Exercise materials »
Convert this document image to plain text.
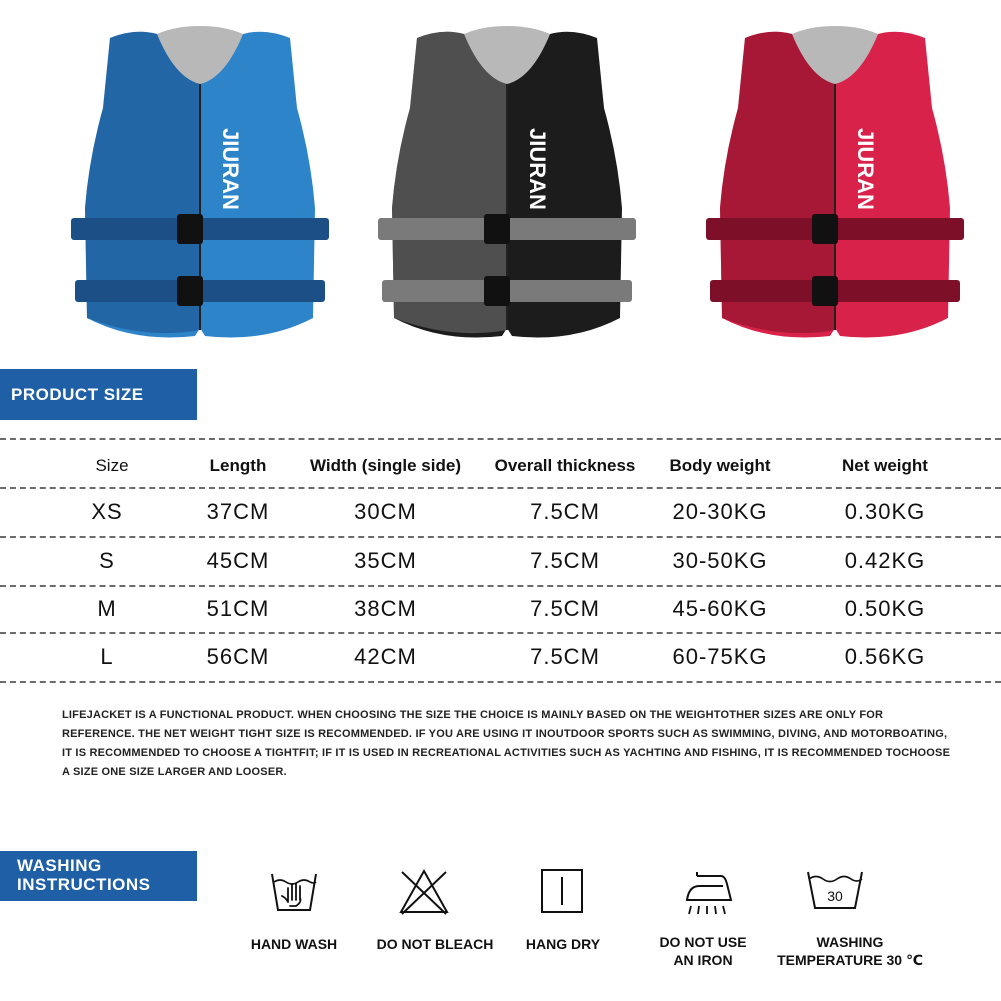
JIURAN	JIURAN	JIURAN
PRODUCT SIZE
Size	Length	Width (single side)	Overall thickness	Body weight	Net weight
XS	37CM	30CM	7.5CM	20-30KG	0.30KG
S	45CM	35CM	7.5CM	30-50KG	0.42KG
M	51CM	38CM	7.5CM	45-60KG	0.50KG
L	56CM	42CM	7.5CM	60-75KG	0.56KG
LIFEJACKET IS A FUNCTIONAL PRODUCT. WHEN CHOOSING THE SIZE THE CHOICE IS MAINLY BASED ON THE WEIGHTOTHER SIZES ARE ONLY FOR REFERENCE. THE NET WEIGHT TIGHT SIZE IS RECOMMENDED. IF YOU ARE USING IT INOUTDOOR SPORTS SUCH AS SWIMMING, DIVING, AND MOTORBOATING, IT IS RECOMMENDED TO CHOOSE A TIGHTFIT; IF IT IS USED IN RECREATIONAL ACTIVITIES SUCH AS YACHTING AND FISHING, IT IS RECOMMENDED TOCHOOSE A SIZE ONE SIZE LARGER AND LOOSER.
WASHING
INSTRUCTIONS
30
HAND WASH	DO NOT BLEACH	HANG DRY	DO NOT USE
AN IRON
WASHING
TEMPERATURE 30 ℃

The exercise »
Repeat the records word for word. Any picture in them should be left out.

Final answer »
Convert this document image to plain text.
JIURAN	JIURAN	JIURAN
PRODUCT SIZE
Size	Length	Width (single side)	Overall thickness	Body weight	Net weight
XS	37CM	30CM	7.5CM	20-30KG	0.30KG
S	45CM	35CM	7.5CM	30-50KG	0.42KG
M	51CM	38CM	7.5CM	45-60KG	0.50KG
L	56CM	42CM	7.5CM	60-75KG	0.56KG
LIFEJACKET IS A FUNCTIONAL PRODUCT. WHEN CHOOSING THE SIZE THE CHOICE IS MAINLY BASED ON THE WEIGHTOTHER SIZES ARE ONLY FOR REFERENCE. THE NET WEIGHT TIGHT SIZE IS RECOMMENDED. IF YOU ARE USING IT INOUTDOOR SPORTS SUCH AS SWIMMING, DIVING, AND MOTORBOATING, IT IS RECOMMENDED TO CHOOSE A TIGHTFIT; IF IT IS USED IN RECREATIONAL ACTIVITIES SUCH AS YACHTING AND FISHING, IT IS RECOMMENDED TOCHOOSE A SIZE ONE SIZE LARGER AND LOOSER.
WASHING
INSTRUCTIONS
30
HAND WASH	DO NOT BLEACH	HANG DRY	DO NOT USE
AN IRON
WASHING
TEMPERATURE 30 ℃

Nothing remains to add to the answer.